Saved data entries:
━━━━━━━━━━━━━━━━━━━━

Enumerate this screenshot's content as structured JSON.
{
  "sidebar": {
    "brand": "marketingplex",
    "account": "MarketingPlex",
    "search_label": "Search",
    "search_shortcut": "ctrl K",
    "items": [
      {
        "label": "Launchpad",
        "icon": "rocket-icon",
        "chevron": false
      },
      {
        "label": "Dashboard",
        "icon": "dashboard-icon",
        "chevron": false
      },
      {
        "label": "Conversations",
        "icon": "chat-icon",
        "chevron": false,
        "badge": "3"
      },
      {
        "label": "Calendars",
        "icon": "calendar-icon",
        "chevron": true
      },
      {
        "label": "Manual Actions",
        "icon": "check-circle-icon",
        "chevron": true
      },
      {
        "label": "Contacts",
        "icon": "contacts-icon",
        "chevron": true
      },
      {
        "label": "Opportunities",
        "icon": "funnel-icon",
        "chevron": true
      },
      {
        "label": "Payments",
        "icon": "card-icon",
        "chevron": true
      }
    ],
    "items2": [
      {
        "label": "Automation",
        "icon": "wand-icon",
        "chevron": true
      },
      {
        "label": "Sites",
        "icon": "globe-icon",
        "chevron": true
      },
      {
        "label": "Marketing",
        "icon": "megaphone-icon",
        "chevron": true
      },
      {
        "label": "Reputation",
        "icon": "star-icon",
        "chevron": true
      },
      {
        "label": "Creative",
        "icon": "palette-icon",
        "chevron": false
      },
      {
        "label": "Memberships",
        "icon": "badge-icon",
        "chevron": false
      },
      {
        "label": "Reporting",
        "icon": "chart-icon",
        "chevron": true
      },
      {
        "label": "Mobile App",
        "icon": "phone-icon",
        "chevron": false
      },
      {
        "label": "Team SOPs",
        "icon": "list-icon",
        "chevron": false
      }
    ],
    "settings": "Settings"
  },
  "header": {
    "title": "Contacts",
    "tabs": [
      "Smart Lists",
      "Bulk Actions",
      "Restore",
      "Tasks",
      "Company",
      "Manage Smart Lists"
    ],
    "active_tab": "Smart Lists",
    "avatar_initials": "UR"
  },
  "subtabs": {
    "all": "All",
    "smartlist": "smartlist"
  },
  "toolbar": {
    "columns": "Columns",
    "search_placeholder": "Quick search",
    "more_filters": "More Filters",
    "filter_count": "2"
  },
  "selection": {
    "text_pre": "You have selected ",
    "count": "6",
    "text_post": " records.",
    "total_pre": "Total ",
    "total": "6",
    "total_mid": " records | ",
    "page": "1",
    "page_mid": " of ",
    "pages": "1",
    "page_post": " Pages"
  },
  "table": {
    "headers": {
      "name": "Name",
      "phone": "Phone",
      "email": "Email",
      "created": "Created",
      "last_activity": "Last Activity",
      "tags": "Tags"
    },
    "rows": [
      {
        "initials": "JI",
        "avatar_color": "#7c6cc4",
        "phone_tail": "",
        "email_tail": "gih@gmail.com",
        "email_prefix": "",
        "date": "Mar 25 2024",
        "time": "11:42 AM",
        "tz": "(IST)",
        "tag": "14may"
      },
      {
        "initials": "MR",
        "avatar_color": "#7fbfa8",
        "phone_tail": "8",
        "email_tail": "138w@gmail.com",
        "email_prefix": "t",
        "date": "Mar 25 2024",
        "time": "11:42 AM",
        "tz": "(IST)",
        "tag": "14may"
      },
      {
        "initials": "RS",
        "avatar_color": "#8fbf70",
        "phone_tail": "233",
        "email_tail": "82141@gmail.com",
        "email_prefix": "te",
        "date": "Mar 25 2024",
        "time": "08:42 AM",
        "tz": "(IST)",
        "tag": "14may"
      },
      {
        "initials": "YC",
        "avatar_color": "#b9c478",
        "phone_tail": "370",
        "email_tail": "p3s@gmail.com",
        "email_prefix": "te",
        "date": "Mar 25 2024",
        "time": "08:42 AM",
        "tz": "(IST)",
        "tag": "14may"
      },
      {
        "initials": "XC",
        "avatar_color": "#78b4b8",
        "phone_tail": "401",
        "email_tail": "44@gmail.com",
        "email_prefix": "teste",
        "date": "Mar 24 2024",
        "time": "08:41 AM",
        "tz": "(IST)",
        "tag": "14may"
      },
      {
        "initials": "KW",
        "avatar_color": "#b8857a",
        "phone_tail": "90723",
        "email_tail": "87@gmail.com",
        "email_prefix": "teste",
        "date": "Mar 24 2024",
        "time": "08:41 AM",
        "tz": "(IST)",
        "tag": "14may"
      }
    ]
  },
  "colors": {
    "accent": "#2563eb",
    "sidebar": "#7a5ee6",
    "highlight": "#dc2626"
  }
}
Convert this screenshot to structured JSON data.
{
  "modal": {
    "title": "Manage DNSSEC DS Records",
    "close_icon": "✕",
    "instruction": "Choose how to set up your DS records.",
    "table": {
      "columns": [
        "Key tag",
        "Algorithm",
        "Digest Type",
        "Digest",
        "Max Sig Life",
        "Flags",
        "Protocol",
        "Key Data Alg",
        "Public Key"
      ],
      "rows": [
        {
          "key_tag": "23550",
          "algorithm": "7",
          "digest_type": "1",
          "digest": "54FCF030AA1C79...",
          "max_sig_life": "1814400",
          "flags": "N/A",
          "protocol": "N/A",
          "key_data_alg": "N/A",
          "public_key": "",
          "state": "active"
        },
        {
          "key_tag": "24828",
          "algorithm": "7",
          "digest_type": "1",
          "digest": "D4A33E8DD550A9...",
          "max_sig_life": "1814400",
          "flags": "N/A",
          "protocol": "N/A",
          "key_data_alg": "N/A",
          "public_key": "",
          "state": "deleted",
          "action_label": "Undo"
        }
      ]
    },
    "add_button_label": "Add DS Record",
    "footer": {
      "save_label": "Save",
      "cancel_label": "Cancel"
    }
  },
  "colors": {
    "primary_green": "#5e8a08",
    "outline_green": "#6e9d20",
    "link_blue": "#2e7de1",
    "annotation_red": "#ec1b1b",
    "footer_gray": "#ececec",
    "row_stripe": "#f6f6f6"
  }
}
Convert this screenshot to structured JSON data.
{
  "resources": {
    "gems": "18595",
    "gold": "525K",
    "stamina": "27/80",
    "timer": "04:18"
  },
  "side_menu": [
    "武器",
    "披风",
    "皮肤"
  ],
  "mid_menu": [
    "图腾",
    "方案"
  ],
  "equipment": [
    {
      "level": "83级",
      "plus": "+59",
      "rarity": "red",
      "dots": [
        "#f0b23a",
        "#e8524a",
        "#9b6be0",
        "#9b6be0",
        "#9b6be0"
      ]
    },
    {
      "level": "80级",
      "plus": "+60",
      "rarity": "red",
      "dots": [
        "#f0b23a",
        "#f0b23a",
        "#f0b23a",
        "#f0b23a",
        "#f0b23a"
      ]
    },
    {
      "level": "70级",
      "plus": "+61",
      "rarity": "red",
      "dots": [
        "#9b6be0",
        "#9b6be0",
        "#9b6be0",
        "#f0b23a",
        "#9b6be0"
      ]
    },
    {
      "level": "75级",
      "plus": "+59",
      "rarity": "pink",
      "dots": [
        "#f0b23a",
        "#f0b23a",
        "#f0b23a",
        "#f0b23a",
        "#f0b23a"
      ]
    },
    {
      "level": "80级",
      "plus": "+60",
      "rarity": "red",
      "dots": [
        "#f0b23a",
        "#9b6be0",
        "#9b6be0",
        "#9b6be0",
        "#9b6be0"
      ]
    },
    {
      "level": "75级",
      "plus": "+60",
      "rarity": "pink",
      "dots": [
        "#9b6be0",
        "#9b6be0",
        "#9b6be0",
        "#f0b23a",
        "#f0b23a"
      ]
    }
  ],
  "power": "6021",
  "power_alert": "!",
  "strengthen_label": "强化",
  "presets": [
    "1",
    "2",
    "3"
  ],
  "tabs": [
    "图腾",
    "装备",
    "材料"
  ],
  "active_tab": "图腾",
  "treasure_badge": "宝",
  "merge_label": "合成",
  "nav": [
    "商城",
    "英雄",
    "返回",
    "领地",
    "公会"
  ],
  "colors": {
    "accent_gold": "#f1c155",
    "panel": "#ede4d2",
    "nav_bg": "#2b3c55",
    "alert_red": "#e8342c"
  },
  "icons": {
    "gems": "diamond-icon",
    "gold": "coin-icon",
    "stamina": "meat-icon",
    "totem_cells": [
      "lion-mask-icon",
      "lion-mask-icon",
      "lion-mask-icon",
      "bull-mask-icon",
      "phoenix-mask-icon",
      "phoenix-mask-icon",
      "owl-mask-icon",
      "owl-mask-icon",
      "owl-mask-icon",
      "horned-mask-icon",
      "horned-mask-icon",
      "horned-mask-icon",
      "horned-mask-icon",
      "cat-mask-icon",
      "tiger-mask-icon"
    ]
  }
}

━━━━━━━━━━━━━━━━━━━━

Count the lines in the records above that contain the word "gmail", and reply with only that number.

6